Exercise data:
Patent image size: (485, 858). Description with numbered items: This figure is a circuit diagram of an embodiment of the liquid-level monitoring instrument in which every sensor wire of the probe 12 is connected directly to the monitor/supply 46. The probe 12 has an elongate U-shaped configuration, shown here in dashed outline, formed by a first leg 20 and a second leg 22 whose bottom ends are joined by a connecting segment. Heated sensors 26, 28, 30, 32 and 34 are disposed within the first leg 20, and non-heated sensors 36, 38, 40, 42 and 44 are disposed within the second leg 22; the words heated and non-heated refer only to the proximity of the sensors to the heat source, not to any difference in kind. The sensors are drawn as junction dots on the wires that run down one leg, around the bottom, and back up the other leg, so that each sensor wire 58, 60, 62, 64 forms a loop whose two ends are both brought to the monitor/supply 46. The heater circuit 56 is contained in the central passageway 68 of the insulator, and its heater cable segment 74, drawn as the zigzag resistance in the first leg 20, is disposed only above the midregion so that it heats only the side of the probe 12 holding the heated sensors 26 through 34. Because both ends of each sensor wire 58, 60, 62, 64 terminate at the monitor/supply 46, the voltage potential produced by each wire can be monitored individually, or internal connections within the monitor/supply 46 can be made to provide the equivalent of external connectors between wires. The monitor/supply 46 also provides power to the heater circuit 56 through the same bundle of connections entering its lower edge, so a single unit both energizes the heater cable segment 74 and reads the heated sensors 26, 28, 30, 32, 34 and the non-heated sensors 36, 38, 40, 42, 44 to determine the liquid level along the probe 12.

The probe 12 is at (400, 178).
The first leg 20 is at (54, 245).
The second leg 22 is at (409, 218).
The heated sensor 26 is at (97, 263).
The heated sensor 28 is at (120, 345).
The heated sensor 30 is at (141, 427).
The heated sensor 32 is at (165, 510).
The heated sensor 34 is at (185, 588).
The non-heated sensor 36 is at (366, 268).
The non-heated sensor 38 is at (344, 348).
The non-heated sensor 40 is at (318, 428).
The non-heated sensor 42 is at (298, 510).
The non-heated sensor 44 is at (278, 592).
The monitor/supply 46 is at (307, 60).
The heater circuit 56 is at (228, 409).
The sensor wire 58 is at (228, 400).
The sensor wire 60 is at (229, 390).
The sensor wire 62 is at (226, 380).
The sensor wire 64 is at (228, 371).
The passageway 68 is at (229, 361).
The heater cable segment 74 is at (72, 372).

Problem to work on: Rewrite all of the entries above, replacing "circuit diagram" with "schematic diagram" and leaving everything else unchanged.

Output for this exercise:
Patent image size: (485, 858). Description with numbered items: This figure is a schematic diagram of an embodiment of the liquid-level monitoring instrument in which every sensor wire of the probe 12 is connected directly to the monitor/supply 46. The probe 12 has an elongate U-shaped configuration, shown here in dashed outline, formed by a first leg 20 and a second leg 22 whose bottom ends are joined by a connecting segment. Heated sensors 26, 28, 30, 32 and 34 are disposed within the first leg 20, and non-heated sensors 36, 38, 40, 42 and 44 are disposed within the second leg 22; the words heated and non-heated refer only to the proximity of the sensors to the heat source, not to any difference in kind. The sensors are drawn as junction dots on the wires that run down one leg, around the bottom, and back up the other leg, so that each sensor wire 58, 60, 62, 64 forms a loop whose two ends are both brought to the monitor/supply 46. The heater circuit 56 is contained in the central passageway 68 of the insulator, and its heater cable segment 74, drawn as the zigzag resistance in the first leg 20, is disposed only above the midregion so that it heats only the side of the probe 12 holding the heated sensors 26 through 34. Because both ends of each sensor wire 58, 60, 62, 64 terminate at the monitor/supply 46, the voltage potential produced by each wire can be monitored individually, or internal connections within the monitor/supply 46 can be made to provide the equivalent of external connectors between wires. The monitor/supply 46 also provides power to the heater circuit 56 through the same bundle of connections entering its lower edge, so a single unit both energizes the heater cable segment 74 and reads the heated sensors 26, 28, 30, 32, 34 and the non-heated sensors 36, 38, 40, 42, 44 to determine the liquid level along the probe 12.

The probe 12 is at (400, 178).
The first leg 20 is at (54, 245).
The second leg 22 is at (409, 218).
The heated sensor 26 is at (97, 263).
The heated sensor 28 is at (120, 345).
The heated sensor 30 is at (141, 427).
The heated sensor 32 is at (165, 510).
The heated sensor 34 is at (185, 588).
The non-heated sensor 36 is at (366, 268).
The non-heated sensor 38 is at (344, 348).
The non-heated sensor 40 is at (318, 428).
The non-heated sensor 42 is at (298, 510).
The non-heated sensor 44 is at (278, 592).
The monitor/supply 46 is at (307, 60).
The heater circuit 56 is at (228, 409).
The sensor wire 58 is at (228, 400).
The sensor wire 60 is at (229, 390).
The sensor wire 62 is at (226, 380).
The sensor wire 64 is at (228, 371).
The passageway 68 is at (229, 361).
The heater cable segment 74 is at (72, 372).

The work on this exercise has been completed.